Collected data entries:
[START]

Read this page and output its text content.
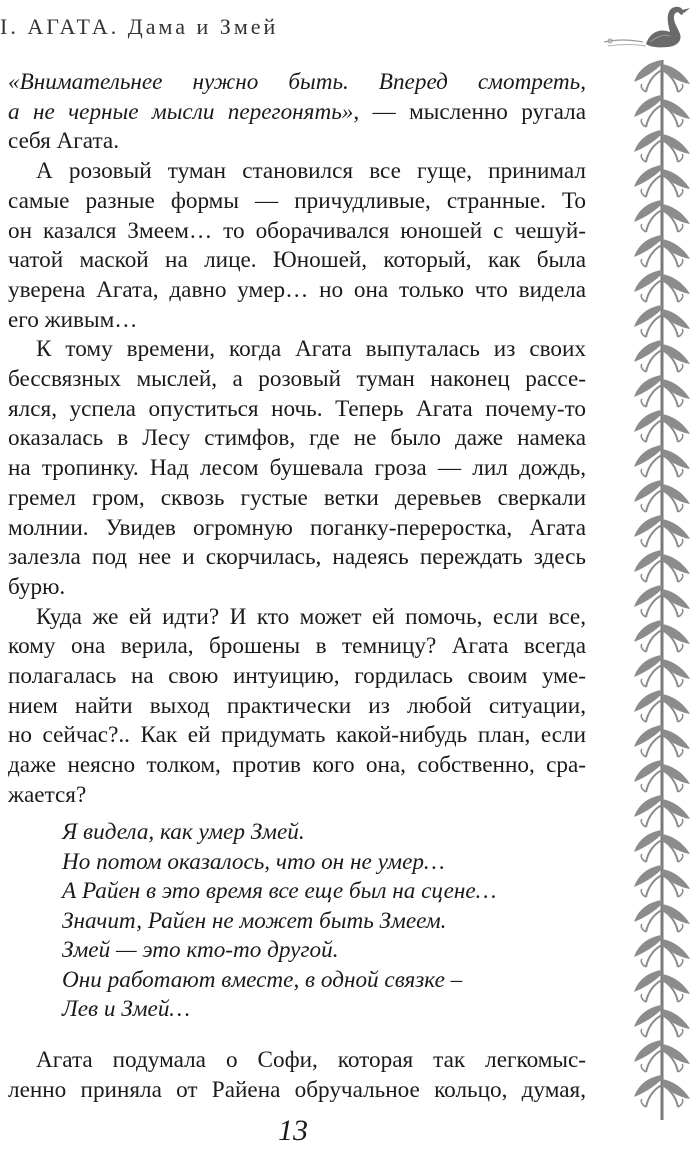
I. АГАТА. Дама и Змей
«Внимательнее нужно быть. Вперед смотреть,
а не черные мысли перегонять», — мысленно ругала
себя Агата.
А розовый туман становился все гуще, принимал
самые разные формы — причудливые, странные. То
он казался Змеем… то оборачивался юношей с чешуй-
чатой маской на лице. Юношей, который, как была
уверена Агата, давно умер… но она только что видела
его живым…
К тому времени, когда Агата выпуталась из своих
бессвязных мыслей, а розовый туман наконец рассе-
ялся, успела опуститься ночь. Теперь Агата почему-то
оказалась в Лесу стимфов, где не было даже намека
на тропинку. Над лесом бушевала гроза — лил дождь,
гремел гром, сквозь густые ветки деревьев сверкали
молнии. Увидев огромную поганку-переростка, Агата
залезла под нее и скорчилась, надеясь переждать здесь
бурю.
Куда же ей идти? И кто может ей помочь, если все,
кому она верила, брошены в темницу? Агата всегда
полагалась на свою интуицию, гордилась своим уме-
нием найти выход практически из любой ситуации,
но сейчас?.. Как ей придумать какой-нибудь план, если
даже неясно толком, против кого она, собственно, сра-
жается?
Я видела, как умер Змей.
Но потом оказалось, что он не умер…
А Райен в это время все еще был на сцене…
Значит, Райен не может быть Змеем.
Змей — это кто-то другой.
Они работают вместе, в одной связке –
Лев и Змей…
Агата подумала о Софи, которая так легкомыс-
ленно приняла от Райена обручальное кольцо, думая,
13
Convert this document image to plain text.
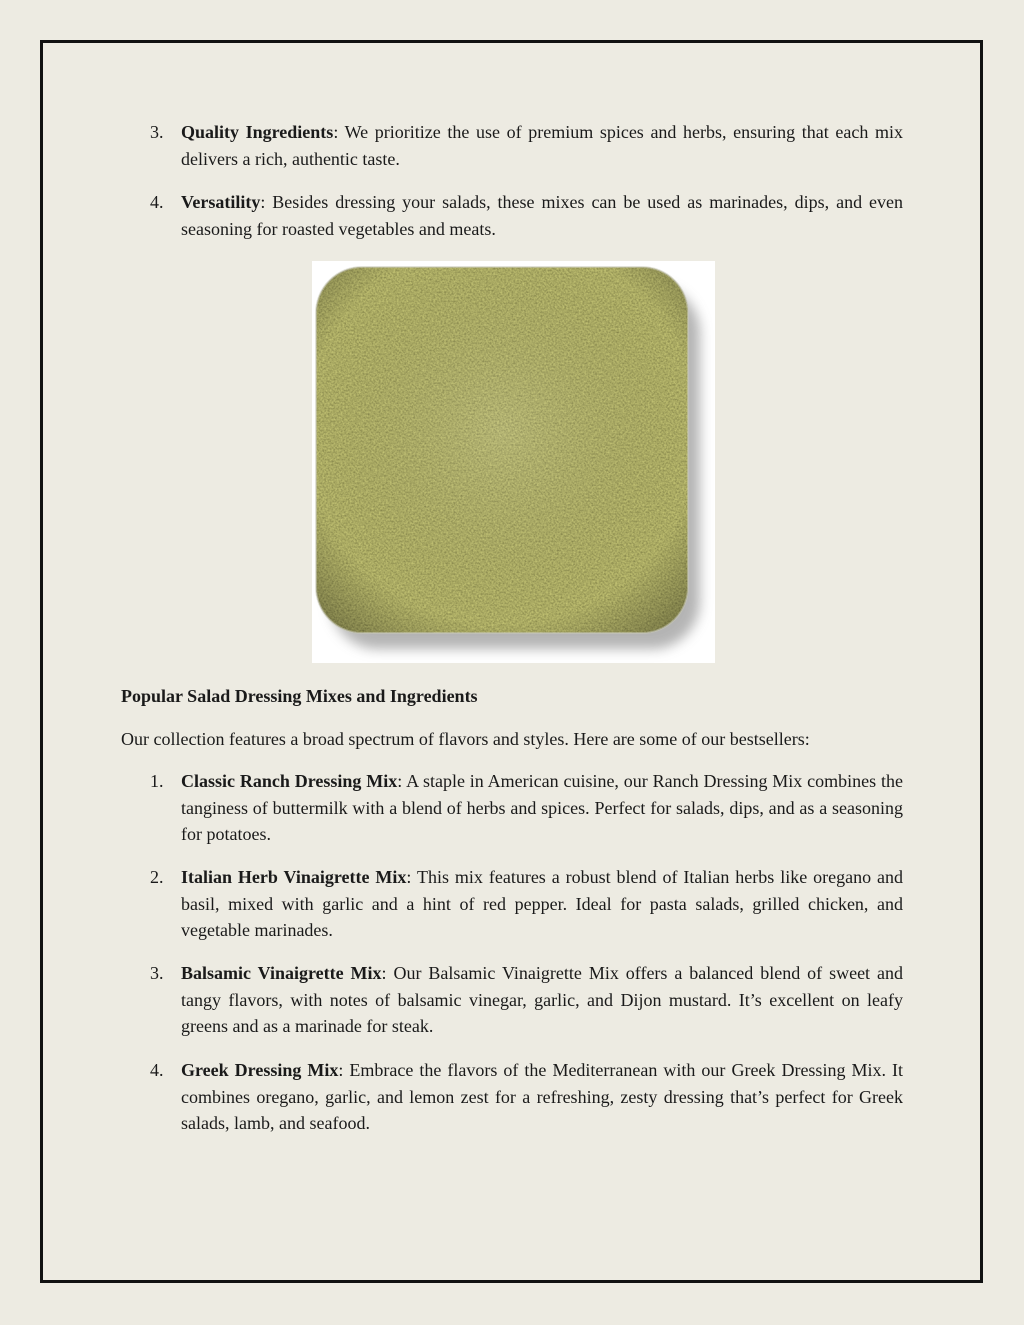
3. Quality Ingredients: We prioritize the use of premium spices and herbs, ensuring that each mix delivers a rich, authentic taste.
4. Versatility: Besides dressing your salads, these mixes can be used as marinades, dips, and even seasoning for roasted vegetables and meats.
Popular Salad Dressing Mixes and Ingredients

Our collection features a broad spectrum of flavors and styles. Here are some of our bestsellers:

1. Classic Ranch Dressing Mix: A staple in American cuisine, our Ranch Dressing Mix combines the tanginess of buttermilk with a blend of herbs and spices. Perfect for salads, dips, and as a seasoning for potatoes.
2. Italian Herb Vinaigrette Mix: This mix features a robust blend of Italian herbs like oregano and basil, mixed with garlic and a hint of red pepper. Ideal for pasta salads, grilled chicken, and vegetable marinades.
3. Balsamic Vinaigrette Mix: Our Balsamic Vinaigrette Mix offers a balanced blend of sweet and tangy flavors, with notes of balsamic vinegar, garlic, and Dijon mustard. It’s excellent on leafy greens and as a marinade for steak.
4. Greek Dressing Mix: Embrace the flavors of the Mediterranean with our Greek Dressing Mix. It combines oregano, garlic, and lemon zest for a refreshing, zesty dressing that’s perfect for Greek salads, lamb, and seafood.
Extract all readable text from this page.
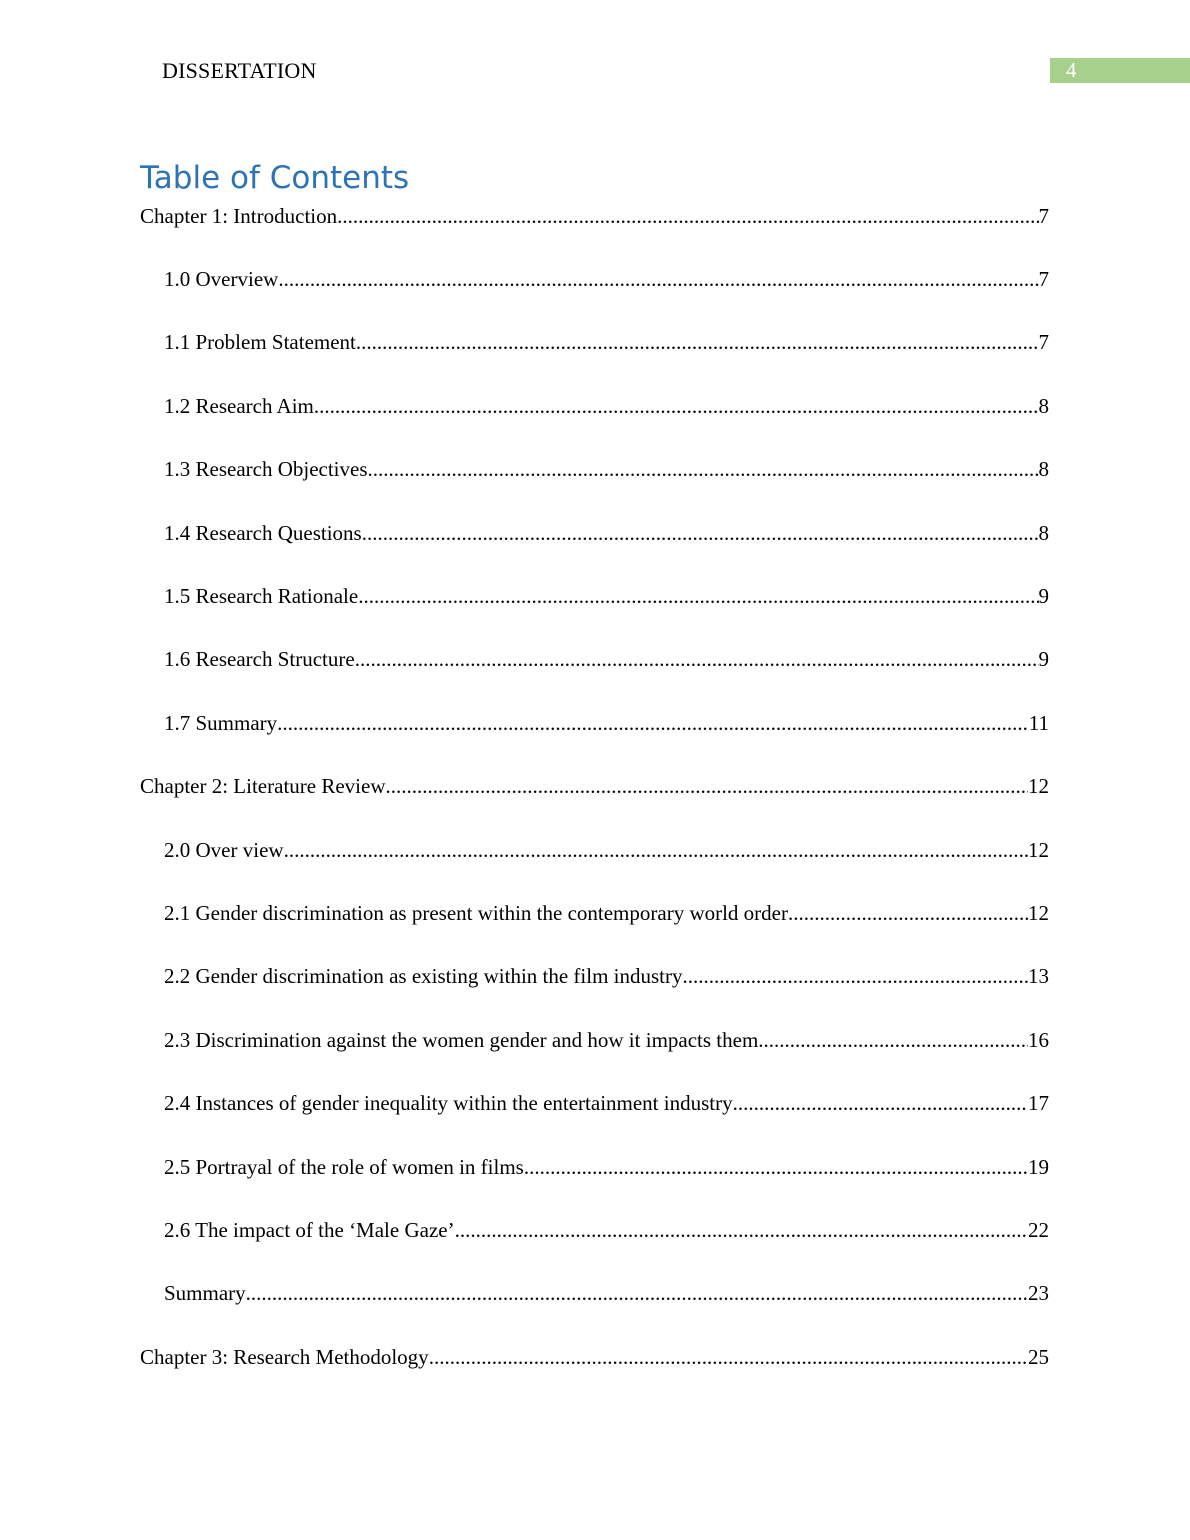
DISSERTATION	4
Table of Contents
Chapter 1: Introduction .....	7
1.0 Overview .....	7
1.1 Problem Statement .....	7
1.2 Research Aim .....	8
1.3 Research Objectives .....	8
1.4 Research Questions .....	8
1.5 Research Rationale .....	9
1.6 Research Structure .....	9
1.7 Summary .....	11
Chapter 2: Literature Review .....	12
2.0 Over view .....	12
2.1 Gender discrimination as present within the contemporary world order .....	12
2.2 Gender discrimination as existing within the film industry .....	13
2.3 Discrimination against the women gender and how it impacts them .....	16
2.4 Instances of gender inequality within the entertainment industry .....	17
2.5 Portrayal of the role of women in films .....	19
2.6 The impact of the ‘Male Gaze’ .....	22
Summary .....	23
Chapter 3: Research Methodology .....	25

[END]

▶ EXERCISE TASK
Check each line above for the string "видела", then copy the ones that have it.

▶ WRITTEN REPLY
уверена Агата, давно умер… но она только что видела
Я видела, как умер Змей.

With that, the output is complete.